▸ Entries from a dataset
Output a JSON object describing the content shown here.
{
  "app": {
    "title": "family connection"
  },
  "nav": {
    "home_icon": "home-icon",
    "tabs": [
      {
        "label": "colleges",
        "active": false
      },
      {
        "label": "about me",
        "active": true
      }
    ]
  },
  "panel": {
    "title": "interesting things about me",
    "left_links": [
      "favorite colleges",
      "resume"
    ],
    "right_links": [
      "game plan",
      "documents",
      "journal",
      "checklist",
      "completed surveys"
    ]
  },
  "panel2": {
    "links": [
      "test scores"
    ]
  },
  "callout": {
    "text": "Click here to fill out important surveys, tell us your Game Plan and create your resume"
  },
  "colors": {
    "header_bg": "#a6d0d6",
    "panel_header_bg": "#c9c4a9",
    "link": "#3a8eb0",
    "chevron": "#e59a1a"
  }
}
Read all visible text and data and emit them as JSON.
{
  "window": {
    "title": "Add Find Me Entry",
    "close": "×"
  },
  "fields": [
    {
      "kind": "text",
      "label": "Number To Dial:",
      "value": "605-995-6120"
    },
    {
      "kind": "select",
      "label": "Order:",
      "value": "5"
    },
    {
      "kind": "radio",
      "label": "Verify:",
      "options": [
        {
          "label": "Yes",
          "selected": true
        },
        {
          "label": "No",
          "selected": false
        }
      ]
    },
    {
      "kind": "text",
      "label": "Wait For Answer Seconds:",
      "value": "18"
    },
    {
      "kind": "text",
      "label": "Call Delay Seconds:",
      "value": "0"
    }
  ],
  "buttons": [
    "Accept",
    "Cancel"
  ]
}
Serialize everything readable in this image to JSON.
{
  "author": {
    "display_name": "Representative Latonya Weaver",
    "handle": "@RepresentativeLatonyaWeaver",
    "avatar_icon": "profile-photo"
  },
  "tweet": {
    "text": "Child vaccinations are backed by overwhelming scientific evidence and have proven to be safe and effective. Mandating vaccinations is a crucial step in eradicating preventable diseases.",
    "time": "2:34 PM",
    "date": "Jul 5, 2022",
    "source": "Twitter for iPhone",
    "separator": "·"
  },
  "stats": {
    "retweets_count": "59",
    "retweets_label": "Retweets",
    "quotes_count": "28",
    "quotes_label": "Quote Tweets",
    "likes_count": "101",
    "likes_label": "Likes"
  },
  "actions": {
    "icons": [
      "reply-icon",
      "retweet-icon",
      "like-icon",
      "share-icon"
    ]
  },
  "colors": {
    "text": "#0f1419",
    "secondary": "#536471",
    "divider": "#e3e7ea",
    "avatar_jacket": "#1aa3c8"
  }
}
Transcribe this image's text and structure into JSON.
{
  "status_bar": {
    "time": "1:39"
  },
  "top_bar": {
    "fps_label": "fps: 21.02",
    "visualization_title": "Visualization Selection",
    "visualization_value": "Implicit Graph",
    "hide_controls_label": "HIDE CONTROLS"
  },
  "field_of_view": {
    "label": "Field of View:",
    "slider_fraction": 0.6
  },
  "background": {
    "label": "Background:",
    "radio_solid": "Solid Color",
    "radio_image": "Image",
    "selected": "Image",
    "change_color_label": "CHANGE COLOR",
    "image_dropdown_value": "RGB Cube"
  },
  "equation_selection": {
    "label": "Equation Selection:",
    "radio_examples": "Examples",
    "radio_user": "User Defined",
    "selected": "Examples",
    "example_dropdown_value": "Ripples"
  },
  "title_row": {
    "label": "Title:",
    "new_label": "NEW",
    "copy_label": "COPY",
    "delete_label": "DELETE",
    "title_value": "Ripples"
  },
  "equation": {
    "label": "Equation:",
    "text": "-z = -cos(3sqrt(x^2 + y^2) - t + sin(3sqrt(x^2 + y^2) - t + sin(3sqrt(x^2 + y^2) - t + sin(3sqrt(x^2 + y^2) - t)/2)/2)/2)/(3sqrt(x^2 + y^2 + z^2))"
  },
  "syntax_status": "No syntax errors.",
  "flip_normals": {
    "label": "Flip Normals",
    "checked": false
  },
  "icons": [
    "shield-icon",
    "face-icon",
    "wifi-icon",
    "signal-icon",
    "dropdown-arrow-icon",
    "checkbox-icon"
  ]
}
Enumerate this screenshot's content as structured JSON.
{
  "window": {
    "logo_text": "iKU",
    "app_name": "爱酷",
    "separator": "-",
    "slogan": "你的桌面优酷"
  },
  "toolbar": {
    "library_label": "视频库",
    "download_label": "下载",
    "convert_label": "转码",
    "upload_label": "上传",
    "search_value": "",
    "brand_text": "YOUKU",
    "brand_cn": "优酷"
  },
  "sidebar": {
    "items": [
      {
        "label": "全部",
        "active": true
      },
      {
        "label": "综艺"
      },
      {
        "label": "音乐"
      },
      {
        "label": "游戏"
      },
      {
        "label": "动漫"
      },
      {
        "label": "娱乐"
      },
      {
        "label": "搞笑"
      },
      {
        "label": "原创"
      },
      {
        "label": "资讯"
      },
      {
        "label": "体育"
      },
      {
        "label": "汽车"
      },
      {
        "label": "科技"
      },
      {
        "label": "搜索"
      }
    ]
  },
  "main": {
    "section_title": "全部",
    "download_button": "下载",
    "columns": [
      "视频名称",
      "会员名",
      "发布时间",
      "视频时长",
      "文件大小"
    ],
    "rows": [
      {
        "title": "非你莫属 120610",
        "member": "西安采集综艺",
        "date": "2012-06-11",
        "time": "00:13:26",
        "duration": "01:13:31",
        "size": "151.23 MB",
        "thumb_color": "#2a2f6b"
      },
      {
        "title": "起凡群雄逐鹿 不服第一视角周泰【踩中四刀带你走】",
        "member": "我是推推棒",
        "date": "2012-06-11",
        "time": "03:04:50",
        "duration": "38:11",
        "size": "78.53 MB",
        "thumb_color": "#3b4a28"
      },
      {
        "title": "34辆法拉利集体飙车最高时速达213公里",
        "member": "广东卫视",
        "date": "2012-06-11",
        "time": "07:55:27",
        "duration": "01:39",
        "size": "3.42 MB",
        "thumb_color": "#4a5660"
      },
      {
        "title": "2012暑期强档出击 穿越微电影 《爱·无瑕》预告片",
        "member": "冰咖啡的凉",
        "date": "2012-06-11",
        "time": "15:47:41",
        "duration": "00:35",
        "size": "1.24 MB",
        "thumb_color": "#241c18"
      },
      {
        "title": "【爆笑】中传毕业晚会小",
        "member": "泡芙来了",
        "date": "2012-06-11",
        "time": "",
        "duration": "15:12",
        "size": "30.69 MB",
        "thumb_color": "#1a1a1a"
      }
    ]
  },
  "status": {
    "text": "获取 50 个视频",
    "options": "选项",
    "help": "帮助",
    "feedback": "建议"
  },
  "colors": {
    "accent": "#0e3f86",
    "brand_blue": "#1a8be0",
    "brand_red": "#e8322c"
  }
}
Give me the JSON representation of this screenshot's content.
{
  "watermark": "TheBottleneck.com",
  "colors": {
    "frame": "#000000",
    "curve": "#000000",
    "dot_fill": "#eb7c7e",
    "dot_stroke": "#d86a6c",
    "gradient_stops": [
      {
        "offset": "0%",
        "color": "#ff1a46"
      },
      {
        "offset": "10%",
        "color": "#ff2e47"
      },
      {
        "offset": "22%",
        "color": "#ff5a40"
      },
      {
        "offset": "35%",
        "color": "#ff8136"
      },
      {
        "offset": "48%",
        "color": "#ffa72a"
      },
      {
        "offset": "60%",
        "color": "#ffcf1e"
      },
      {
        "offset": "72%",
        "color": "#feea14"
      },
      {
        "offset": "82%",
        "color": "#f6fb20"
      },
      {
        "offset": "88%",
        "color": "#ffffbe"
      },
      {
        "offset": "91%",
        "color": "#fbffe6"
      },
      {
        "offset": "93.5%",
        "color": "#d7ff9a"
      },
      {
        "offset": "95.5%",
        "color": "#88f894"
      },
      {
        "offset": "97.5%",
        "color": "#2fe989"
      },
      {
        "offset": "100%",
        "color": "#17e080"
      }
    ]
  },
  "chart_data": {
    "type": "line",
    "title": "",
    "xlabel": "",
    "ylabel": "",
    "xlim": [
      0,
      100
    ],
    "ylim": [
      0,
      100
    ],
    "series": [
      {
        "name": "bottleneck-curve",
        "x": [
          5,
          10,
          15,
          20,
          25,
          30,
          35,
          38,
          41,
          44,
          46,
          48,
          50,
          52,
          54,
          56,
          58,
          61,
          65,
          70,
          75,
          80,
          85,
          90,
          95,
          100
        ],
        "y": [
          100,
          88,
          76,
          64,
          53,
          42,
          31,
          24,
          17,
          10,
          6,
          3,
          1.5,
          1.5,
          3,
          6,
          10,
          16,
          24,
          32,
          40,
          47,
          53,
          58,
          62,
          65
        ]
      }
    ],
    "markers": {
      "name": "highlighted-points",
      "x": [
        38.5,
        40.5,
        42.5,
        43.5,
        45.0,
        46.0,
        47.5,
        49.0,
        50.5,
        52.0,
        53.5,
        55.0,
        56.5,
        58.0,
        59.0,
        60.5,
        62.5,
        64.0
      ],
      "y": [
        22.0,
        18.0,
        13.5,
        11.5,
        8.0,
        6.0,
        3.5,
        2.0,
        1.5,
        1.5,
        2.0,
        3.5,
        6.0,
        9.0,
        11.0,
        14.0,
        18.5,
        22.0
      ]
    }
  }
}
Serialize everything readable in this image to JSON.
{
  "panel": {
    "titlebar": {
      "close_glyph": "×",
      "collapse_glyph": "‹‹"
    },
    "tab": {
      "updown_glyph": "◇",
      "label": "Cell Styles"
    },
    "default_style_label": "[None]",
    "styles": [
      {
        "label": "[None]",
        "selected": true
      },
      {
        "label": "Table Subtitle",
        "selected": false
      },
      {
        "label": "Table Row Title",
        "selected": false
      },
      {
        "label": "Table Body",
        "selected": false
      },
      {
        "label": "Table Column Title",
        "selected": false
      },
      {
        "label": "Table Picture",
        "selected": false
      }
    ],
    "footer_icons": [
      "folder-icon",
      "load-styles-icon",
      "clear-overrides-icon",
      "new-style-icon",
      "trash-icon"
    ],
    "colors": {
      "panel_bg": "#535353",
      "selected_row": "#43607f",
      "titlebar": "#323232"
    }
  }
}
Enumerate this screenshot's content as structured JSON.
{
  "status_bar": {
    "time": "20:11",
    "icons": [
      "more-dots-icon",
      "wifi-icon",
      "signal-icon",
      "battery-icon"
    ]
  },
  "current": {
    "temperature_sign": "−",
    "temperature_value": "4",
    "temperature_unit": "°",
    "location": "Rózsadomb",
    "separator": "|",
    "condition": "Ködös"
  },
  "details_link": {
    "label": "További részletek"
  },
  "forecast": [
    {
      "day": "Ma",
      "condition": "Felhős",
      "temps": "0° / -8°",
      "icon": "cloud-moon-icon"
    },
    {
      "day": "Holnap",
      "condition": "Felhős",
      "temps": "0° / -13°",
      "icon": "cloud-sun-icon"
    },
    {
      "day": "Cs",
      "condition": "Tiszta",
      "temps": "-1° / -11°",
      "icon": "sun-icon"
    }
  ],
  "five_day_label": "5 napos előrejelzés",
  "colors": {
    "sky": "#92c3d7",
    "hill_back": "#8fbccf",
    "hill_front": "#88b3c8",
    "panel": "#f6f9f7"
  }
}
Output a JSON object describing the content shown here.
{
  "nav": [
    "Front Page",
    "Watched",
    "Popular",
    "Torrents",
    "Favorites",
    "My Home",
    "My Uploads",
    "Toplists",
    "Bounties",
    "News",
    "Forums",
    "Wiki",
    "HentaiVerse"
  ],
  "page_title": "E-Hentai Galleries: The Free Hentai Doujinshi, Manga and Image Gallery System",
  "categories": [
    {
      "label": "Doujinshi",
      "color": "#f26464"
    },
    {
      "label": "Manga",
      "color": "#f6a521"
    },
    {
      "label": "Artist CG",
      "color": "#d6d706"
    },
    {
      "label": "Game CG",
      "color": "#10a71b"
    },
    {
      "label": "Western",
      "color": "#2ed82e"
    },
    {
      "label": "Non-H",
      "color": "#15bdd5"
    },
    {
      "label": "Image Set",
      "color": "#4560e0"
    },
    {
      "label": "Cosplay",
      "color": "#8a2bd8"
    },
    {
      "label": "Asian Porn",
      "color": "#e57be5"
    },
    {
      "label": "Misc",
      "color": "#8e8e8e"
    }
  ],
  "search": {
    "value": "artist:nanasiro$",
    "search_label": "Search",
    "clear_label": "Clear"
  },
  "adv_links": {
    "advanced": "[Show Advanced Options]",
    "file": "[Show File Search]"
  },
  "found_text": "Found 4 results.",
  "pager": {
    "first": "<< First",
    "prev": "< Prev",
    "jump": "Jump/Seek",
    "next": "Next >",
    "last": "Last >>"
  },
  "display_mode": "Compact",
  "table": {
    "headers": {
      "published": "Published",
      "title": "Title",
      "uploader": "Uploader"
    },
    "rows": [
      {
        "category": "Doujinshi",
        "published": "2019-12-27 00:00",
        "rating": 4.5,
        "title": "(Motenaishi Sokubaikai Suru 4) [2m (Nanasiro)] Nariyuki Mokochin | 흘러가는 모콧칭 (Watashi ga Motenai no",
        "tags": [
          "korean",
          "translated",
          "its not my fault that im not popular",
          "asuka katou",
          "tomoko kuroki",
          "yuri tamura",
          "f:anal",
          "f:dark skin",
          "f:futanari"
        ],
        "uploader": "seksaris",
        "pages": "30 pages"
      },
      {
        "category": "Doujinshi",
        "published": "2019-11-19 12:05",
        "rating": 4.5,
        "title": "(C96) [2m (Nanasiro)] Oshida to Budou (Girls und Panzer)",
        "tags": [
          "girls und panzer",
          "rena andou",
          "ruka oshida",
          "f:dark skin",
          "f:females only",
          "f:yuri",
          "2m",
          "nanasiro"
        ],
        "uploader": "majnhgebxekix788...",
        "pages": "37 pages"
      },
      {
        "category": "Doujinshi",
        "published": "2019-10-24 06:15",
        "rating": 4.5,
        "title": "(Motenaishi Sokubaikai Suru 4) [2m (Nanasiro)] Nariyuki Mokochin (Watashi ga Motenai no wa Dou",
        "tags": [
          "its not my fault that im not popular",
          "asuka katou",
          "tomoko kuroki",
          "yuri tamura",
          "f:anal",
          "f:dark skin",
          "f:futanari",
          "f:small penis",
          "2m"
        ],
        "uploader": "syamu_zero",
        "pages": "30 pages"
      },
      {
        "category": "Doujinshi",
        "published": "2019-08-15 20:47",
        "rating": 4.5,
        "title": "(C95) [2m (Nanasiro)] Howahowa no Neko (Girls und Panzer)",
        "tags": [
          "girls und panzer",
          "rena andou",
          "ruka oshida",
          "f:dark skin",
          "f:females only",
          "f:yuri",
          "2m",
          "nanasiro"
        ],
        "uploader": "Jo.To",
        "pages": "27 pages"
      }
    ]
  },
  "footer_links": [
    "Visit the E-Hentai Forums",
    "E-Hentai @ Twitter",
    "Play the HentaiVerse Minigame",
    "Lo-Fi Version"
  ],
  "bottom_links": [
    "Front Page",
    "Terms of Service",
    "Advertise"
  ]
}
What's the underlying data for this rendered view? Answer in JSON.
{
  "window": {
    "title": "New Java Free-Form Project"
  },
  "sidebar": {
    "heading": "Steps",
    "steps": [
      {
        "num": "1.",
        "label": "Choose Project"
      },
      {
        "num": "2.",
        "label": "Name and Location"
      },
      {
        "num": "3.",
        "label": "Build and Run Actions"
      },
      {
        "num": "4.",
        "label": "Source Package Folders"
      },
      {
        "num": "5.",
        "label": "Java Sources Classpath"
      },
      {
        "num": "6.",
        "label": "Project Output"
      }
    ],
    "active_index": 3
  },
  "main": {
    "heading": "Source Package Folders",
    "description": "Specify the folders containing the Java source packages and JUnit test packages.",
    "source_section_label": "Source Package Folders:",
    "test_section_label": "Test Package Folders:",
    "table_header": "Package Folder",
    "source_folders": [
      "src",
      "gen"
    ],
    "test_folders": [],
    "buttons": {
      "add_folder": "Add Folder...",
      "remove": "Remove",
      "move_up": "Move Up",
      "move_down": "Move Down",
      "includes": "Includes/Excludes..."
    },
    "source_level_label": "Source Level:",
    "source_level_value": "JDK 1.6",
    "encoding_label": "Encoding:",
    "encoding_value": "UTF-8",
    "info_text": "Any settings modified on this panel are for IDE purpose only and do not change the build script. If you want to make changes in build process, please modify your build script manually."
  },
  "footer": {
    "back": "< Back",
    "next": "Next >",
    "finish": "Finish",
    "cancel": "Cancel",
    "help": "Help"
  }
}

▸ TASK PROMPT
Give a single number: the count of lines above that include the word "condition".

▸ SOLUTION TO THE PROBLEM
4